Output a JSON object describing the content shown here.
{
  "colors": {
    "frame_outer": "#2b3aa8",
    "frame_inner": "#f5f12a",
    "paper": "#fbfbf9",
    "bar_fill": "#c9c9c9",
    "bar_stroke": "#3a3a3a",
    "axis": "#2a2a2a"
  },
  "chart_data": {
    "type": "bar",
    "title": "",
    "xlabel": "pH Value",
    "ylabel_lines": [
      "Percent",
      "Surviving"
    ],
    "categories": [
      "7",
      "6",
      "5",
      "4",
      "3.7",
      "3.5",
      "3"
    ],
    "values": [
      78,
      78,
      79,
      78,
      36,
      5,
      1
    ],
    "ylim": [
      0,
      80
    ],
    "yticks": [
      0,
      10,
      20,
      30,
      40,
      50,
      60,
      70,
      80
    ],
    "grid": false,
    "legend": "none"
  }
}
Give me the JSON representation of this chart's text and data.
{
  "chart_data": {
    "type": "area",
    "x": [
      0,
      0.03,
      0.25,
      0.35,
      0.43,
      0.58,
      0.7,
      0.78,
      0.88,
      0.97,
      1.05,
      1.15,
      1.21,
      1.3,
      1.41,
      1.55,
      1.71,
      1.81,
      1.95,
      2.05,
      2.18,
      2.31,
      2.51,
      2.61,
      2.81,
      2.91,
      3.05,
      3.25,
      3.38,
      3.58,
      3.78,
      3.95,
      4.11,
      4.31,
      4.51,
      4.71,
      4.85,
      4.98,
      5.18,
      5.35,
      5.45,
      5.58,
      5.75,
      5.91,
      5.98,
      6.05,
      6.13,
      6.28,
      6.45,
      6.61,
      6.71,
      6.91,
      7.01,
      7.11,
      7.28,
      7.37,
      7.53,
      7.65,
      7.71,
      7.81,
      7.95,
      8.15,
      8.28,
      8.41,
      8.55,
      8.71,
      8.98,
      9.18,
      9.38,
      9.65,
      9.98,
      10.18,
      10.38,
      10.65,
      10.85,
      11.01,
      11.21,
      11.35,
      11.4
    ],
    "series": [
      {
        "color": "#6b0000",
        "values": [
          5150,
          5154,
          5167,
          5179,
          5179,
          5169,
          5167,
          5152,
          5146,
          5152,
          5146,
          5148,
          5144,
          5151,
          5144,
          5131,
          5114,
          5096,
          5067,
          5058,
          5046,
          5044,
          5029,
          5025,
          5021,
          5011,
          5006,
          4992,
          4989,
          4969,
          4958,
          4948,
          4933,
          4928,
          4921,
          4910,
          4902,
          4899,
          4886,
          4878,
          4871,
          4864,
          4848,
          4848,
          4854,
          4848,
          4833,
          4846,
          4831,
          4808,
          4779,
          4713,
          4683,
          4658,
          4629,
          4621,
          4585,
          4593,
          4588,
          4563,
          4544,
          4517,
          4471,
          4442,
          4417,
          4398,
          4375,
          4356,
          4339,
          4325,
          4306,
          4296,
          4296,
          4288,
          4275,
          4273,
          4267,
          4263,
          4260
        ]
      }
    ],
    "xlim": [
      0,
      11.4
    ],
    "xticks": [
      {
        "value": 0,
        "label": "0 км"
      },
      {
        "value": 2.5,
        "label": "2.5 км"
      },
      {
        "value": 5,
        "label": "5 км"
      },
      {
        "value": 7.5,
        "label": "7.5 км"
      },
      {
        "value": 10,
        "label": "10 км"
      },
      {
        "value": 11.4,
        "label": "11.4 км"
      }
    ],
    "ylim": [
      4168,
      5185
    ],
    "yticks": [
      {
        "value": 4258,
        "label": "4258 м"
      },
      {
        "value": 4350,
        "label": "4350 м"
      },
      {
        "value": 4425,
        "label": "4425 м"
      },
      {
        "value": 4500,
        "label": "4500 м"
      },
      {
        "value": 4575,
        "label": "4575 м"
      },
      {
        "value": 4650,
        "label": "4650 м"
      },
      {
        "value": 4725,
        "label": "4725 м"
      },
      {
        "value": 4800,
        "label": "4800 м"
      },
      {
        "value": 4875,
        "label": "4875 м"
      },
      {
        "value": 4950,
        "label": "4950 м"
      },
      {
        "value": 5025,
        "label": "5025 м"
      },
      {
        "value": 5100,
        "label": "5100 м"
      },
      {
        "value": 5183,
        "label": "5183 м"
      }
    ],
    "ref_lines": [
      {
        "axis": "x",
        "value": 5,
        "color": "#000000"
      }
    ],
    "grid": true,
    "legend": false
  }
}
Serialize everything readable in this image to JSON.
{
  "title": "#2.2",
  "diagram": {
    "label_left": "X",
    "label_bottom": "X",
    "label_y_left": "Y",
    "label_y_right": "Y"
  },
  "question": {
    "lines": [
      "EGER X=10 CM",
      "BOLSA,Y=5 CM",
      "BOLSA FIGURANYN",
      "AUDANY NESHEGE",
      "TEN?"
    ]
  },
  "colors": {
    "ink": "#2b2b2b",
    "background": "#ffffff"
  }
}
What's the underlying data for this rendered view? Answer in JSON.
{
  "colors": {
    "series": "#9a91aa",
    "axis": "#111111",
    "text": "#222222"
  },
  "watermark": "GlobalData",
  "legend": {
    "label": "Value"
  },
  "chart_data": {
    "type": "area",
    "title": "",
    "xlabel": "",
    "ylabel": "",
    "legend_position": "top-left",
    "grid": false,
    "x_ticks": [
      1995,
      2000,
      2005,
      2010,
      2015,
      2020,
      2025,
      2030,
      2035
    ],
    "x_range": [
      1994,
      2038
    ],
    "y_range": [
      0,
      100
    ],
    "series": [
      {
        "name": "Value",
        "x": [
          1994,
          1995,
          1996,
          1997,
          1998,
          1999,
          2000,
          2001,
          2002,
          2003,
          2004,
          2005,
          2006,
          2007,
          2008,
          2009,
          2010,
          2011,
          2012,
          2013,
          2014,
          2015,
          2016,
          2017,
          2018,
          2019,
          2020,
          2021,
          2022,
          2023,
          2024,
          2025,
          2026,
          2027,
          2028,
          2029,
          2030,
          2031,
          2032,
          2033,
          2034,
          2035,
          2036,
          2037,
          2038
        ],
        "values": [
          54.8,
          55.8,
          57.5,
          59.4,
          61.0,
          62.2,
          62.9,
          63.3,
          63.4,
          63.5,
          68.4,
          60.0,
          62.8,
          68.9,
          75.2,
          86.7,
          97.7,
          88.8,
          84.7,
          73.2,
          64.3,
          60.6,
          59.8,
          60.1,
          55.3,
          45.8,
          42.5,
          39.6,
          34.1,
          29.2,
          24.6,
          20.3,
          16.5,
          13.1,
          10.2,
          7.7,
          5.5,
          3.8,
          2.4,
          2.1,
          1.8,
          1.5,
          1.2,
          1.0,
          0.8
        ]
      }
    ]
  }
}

····················

Instructions to follow | All of the records must be repeated exactly.

The response |
Output a JSON object describing the content shown here.
{
  "colors": {
    "frame_outer": "#2b3aa8",
    "frame_inner": "#f5f12a",
    "paper": "#fbfbf9",
    "bar_fill": "#c9c9c9",
    "bar_stroke": "#3a3a3a",
    "axis": "#2a2a2a"
  },
  "chart_data": {
    "type": "bar",
    "title": "",
    "xlabel": "pH Value",
    "ylabel_lines": [
      "Percent",
      "Surviving"
    ],
    "categories": [
      "7",
      "6",
      "5",
      "4",
      "3.7",
      "3.5",
      "3"
    ],
    "values": [
      78,
      78,
      79,
      78,
      36,
      5,
      1
    ],
    "ylim": [
      0,
      80
    ],
    "yticks": [
      0,
      10,
      20,
      30,
      40,
      50,
      60,
      70,
      80
    ],
    "grid": false,
    "legend": "none"
  }
}
Give me the JSON representation of this chart's text and data.
{
  "chart_data": {
    "type": "area",
    "x": [
      0,
      0.03,
      0.25,
      0.35,
      0.43,
      0.58,
      0.7,
      0.78,
      0.88,
      0.97,
      1.05,
      1.15,
      1.21,
      1.3,
      1.41,
      1.55,
      1.71,
      1.81,
      1.95,
      2.05,
      2.18,
      2.31,
      2.51,
      2.61,
      2.81,
      2.91,
      3.05,
      3.25,
      3.38,
      3.58,
      3.78,
      3.95,
      4.11,
      4.31,
      4.51,
      4.71,
      4.85,
      4.98,
      5.18,
      5.35,
      5.45,
      5.58,
      5.75,
      5.91,
      5.98,
      6.05,
      6.13,
      6.28,
      6.45,
      6.61,
      6.71,
      6.91,
      7.01,
      7.11,
      7.28,
      7.37,
      7.53,
      7.65,
      7.71,
      7.81,
      7.95,
      8.15,
      8.28,
      8.41,
      8.55,
      8.71,
      8.98,
      9.18,
      9.38,
      9.65,
      9.98,
      10.18,
      10.38,
      10.65,
      10.85,
      11.01,
      11.21,
      11.35,
      11.4
    ],
    "series": [
      {
        "color": "#6b0000",
        "values": [
          5150,
          5154,
          5167,
          5179,
          5179,
          5169,
          5167,
          5152,
          5146,
          5152,
          5146,
          5148,
          5144,
          5151,
          5144,
          5131,
          5114,
          5096,
          5067,
          5058,
          5046,
          5044,
          5029,
          5025,
          5021,
          5011,
          5006,
          4992,
          4989,
          4969,
          4958,
          4948,
          4933,
          4928,
          4921,
          4910,
          4902,
          4899,
          4886,
          4878,
          4871,
          4864,
          4848,
          4848,
          4854,
          4848,
          4833,
          4846,
          4831,
          4808,
          4779,
          4713,
          4683,
          4658,
          4629,
          4621,
          4585,
          4593,
          4588,
          4563,
          4544,
          4517,
          4471,
          4442,
          4417,
          4398,
          4375,
          4356,
          4339,
          4325,
          4306,
          4296,
          4296,
          4288,
          4275,
          4273,
          4267,
          4263,
          4260
        ]
      }
    ],
    "xlim": [
      0,
      11.4
    ],
    "xticks": [
      {
        "value": 0,
        "label": "0 км"
      },
      {
        "value": 2.5,
        "label": "2.5 км"
      },
      {
        "value": 5,
        "label": "5 км"
      },
      {
        "value": 7.5,
        "label": "7.5 км"
      },
      {
        "value": 10,
        "label": "10 км"
      },
      {
        "value": 11.4,
        "label": "11.4 км"
      }
    ],
    "ylim": [
      4168,
      5185
    ],
    "yticks": [
      {
        "value": 4258,
        "label": "4258 м"
      },
      {
        "value": 4350,
        "label": "4350 м"
      },
      {
        "value": 4425,
        "label": "4425 м"
      },
      {
        "value": 4500,
        "label": "4500 м"
      },
      {
        "value": 4575,
        "label": "4575 м"
      },
      {
        "value": 4650,
        "label": "4650 м"
      },
      {
        "value": 4725,
        "label": "4725 м"
      },
      {
        "value": 4800,
        "label": "4800 м"
      },
      {
        "value": 4875,
        "label": "4875 м"
      },
      {
        "value": 4950,
        "label": "4950 м"
      },
      {
        "value": 5025,
        "label": "5025 м"
      },
      {
        "value": 5100,
        "label": "5100 м"
      },
      {
        "value": 5183,
        "label": "5183 м"
      }
    ],
    "ref_lines": [
      {
        "axis": "x",
        "value": 5,
        "color": "#000000"
      }
    ],
    "grid": true,
    "legend": false
  }
}
Serialize everything readable in this image to JSON.
{
  "title": "#2.2",
  "diagram": {
    "label_left": "X",
    "label_bottom": "X",
    "label_y_left": "Y",
    "label_y_right": "Y"
  },
  "question": {
    "lines": [
      "EGER X=10 CM",
      "BOLSA,Y=5 CM",
      "BOLSA FIGURANYN",
      "AUDANY NESHEGE",
      "TEN?"
    ]
  },
  "colors": {
    "ink": "#2b2b2b",
    "background": "#ffffff"
  }
}
What's the underlying data for this rendered view? Answer in JSON.
{
  "colors": {
    "series": "#9a91aa",
    "axis": "#111111",
    "text": "#222222"
  },
  "watermark": "GlobalData",
  "legend": {
    "label": "Value"
  },
  "chart_data": {
    "type": "area",
    "title": "",
    "xlabel": "",
    "ylabel": "",
    "legend_position": "top-left",
    "grid": false,
    "x_ticks": [
      1995,
      2000,
      2005,
      2010,
      2015,
      2020,
      2025,
      2030,
      2035
    ],
    "x_range": [
      1994,
      2038
    ],
    "y_range": [
      0,
      100
    ],
    "series": [
      {
        "name": "Value",
        "x": [
          1994,
          1995,
          1996,
          1997,
          1998,
          1999,
          2000,
          2001,
          2002,
          2003,
          2004,
          2005,
          2006,
          2007,
          2008,
          2009,
          2010,
          2011,
          2012,
          2013,
          2014,
          2015,
          2016,
          2017,
          2018,
          2019,
          2020,
          2021,
          2022,
          2023,
          2024,
          2025,
          2026,
          2027,
          2028,
          2029,
          2030,
          2031,
          2032,
          2033,
          2034,
          2035,
          2036,
          2037,
          2038
        ],
        "values": [
          54.8,
          55.8,
          57.5,
          59.4,
          61.0,
          62.2,
          62.9,
          63.3,
          63.4,
          63.5,
          68.4,
          60.0,
          62.8,
          68.9,
          75.2,
          86.7,
          97.7,
          88.8,
          84.7,
          73.2,
          64.3,
          60.6,
          59.8,
          60.1,
          55.3,
          45.8,
          42.5,
          39.6,
          34.1,
          29.2,
          24.6,
          20.3,
          16.5,
          13.1,
          10.2,
          7.7,
          5.5,
          3.8,
          2.4,
          2.1,
          1.8,
          1.5,
          1.2,
          1.0,
          0.8
        ]
      }
    ]
  }
}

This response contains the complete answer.